## The task
List, from the lines below, each one with "Elementi" in it.

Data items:
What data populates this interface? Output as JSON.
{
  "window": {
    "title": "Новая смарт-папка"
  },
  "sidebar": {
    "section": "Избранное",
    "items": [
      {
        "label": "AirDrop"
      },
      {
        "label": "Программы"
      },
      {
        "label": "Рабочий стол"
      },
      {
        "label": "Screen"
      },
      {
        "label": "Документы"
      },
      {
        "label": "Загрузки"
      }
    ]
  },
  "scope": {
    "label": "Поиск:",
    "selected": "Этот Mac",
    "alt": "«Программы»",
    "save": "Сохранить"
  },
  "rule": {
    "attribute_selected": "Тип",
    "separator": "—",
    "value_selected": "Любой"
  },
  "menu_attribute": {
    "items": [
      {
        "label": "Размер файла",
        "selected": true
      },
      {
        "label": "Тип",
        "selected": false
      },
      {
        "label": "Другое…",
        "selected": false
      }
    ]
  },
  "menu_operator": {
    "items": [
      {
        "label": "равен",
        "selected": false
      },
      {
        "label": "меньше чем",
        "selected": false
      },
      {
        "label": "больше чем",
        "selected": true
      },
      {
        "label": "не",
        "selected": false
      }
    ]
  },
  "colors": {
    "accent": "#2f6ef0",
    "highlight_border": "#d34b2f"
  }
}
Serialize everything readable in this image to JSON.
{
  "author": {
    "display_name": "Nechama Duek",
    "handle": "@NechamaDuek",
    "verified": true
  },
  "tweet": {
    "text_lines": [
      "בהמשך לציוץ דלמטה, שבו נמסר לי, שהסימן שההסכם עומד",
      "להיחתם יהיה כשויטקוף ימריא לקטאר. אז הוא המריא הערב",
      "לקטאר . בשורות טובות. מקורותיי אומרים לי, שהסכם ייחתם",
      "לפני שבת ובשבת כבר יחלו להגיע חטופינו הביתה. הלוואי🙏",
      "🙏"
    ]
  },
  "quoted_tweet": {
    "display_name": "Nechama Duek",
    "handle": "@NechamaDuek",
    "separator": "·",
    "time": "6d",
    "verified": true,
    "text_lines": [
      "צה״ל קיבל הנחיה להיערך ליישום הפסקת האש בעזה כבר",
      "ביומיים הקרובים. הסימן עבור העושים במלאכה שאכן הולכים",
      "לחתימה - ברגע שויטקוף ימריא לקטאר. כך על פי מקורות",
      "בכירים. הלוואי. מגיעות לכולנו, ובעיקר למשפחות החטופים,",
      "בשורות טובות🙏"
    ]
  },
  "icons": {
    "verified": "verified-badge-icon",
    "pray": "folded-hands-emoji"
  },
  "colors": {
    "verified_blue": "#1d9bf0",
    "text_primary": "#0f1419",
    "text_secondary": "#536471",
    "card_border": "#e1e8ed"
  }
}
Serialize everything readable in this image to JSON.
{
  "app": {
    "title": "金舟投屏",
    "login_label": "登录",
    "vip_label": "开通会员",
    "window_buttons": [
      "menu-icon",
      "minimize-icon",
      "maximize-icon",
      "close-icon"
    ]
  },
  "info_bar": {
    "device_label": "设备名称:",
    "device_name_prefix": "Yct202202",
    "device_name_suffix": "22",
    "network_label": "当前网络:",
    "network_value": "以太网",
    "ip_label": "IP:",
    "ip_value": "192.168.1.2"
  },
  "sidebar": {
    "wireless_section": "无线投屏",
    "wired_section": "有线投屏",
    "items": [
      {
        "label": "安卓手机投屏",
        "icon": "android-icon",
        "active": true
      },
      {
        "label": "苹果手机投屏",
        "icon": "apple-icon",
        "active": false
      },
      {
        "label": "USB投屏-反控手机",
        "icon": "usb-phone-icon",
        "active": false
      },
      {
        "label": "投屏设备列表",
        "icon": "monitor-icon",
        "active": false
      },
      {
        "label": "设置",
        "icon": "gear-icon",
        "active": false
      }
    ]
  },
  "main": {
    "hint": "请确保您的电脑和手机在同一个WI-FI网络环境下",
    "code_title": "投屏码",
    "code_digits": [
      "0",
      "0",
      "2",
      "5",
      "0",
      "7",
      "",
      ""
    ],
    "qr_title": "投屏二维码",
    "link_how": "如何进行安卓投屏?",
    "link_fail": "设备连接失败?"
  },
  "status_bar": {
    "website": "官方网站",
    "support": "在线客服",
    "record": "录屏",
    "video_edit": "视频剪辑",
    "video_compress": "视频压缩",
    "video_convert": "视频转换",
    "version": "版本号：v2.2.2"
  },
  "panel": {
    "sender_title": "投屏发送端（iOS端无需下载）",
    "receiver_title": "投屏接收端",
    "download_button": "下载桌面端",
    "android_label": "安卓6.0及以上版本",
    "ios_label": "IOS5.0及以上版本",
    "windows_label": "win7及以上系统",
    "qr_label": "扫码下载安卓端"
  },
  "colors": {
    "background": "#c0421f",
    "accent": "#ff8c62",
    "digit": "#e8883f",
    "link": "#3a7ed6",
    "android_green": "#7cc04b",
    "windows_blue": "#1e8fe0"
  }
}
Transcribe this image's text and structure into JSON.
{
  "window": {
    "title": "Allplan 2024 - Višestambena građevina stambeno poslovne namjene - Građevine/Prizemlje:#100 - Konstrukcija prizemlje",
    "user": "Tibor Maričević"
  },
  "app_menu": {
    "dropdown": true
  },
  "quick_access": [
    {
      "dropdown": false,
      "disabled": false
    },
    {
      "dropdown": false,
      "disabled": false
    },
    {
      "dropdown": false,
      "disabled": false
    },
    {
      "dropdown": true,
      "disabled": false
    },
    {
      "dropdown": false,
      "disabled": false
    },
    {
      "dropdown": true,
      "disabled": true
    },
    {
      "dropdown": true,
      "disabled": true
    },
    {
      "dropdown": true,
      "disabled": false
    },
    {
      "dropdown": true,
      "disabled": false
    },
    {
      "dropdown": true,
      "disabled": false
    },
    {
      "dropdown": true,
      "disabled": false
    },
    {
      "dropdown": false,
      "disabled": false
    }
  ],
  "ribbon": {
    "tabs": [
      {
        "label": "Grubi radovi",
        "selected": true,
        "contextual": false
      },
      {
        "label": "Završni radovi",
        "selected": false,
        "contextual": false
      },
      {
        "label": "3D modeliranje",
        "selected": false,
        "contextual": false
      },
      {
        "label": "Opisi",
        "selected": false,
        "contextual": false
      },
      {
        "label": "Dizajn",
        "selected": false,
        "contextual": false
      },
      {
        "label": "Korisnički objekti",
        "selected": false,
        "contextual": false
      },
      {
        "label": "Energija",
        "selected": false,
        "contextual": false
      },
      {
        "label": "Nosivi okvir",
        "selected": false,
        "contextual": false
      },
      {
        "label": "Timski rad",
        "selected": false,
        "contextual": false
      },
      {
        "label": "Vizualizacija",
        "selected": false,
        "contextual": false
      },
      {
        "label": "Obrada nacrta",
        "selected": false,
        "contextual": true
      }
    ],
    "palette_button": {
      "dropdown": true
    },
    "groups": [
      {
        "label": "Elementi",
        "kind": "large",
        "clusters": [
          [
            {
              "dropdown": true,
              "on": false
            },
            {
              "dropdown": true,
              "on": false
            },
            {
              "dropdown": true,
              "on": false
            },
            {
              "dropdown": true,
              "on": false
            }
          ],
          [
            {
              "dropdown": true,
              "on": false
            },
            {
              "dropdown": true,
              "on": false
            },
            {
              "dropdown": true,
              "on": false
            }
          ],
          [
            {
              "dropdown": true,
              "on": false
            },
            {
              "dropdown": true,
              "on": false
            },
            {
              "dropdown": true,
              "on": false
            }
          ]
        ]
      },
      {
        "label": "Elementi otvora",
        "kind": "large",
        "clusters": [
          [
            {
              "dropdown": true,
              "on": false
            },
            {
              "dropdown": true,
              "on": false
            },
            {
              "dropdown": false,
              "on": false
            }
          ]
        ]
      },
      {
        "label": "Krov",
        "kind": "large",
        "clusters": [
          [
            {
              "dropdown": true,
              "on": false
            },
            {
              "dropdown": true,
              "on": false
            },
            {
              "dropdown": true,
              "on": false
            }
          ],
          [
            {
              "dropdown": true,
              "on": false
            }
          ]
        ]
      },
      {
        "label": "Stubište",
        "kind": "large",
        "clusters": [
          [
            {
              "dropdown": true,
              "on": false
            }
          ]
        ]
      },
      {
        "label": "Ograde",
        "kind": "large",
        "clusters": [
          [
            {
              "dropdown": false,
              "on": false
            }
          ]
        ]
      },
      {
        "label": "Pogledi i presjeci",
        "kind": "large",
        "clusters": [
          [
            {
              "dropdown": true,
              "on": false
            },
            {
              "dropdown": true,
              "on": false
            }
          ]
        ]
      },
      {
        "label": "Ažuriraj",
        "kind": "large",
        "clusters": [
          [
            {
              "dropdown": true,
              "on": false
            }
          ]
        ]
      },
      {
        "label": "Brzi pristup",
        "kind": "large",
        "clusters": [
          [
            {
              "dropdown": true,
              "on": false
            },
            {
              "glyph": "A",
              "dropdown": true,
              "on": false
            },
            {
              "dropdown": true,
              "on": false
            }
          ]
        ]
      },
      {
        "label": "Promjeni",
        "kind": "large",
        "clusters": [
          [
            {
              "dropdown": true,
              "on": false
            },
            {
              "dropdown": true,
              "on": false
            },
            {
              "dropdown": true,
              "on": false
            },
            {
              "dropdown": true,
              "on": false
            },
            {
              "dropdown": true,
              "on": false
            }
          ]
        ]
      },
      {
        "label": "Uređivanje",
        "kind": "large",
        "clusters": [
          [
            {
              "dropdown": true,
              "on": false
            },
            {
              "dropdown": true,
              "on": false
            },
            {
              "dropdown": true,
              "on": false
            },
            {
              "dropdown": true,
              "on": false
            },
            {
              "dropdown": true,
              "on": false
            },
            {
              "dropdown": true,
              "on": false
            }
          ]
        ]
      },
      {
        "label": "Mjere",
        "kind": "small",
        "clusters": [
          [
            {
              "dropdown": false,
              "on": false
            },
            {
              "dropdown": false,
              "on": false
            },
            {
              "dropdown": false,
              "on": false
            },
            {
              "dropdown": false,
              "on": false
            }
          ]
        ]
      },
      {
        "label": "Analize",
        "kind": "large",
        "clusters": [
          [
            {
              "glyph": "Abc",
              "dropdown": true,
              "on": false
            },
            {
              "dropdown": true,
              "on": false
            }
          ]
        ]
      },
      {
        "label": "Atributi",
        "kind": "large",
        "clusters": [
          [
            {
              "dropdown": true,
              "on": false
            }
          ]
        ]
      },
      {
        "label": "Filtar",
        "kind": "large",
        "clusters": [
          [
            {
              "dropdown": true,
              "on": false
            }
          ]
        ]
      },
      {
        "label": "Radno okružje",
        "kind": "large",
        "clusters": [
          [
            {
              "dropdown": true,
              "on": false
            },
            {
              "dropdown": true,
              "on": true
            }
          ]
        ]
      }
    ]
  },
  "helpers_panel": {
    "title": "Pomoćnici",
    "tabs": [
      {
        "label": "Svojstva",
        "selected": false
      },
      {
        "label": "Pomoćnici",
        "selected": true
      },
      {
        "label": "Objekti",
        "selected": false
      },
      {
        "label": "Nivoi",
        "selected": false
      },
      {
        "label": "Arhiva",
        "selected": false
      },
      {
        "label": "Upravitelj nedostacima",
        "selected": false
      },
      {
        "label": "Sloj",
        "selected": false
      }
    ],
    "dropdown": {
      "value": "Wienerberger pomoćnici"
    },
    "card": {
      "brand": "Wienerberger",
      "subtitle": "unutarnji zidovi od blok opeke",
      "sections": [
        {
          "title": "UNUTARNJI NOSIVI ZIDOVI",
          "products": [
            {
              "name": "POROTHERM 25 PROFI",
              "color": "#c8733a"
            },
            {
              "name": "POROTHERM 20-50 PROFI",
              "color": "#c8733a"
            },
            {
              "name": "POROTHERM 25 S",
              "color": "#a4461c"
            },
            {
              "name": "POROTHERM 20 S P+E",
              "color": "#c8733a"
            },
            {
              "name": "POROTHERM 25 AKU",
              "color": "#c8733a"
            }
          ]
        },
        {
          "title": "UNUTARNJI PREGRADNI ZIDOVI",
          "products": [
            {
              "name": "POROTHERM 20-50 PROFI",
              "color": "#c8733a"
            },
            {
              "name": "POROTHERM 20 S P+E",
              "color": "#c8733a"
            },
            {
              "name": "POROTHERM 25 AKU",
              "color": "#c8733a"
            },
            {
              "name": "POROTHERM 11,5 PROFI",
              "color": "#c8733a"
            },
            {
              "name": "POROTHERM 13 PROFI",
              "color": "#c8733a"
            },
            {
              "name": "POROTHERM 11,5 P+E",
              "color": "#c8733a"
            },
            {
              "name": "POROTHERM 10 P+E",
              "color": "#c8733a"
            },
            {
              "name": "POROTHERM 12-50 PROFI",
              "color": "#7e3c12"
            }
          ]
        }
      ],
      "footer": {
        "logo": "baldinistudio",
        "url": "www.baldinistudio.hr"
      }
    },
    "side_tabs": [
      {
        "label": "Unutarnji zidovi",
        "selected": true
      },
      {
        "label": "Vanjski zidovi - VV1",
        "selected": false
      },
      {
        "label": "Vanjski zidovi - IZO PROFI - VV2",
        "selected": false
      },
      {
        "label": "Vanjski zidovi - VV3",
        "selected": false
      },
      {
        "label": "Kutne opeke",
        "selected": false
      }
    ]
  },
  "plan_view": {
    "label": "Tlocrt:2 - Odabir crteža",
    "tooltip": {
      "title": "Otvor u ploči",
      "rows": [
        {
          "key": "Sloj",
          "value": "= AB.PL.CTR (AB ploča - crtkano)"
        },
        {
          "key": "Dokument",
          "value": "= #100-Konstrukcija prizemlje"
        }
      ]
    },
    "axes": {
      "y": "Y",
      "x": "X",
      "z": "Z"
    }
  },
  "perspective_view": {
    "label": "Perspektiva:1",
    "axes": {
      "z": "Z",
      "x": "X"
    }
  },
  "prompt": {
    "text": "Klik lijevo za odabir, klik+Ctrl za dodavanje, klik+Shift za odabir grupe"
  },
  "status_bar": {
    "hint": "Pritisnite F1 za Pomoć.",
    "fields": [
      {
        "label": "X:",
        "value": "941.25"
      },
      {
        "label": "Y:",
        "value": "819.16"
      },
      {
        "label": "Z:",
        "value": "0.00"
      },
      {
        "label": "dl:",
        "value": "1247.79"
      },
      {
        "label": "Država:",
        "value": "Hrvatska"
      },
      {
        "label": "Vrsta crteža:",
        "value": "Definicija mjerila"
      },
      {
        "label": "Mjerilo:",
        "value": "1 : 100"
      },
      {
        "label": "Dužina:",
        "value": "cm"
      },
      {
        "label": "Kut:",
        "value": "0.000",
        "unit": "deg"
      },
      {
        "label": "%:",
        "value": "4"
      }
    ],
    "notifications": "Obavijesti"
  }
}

## Solution for this task
        "label": "Elementi",
        "label": "Elementi otvora",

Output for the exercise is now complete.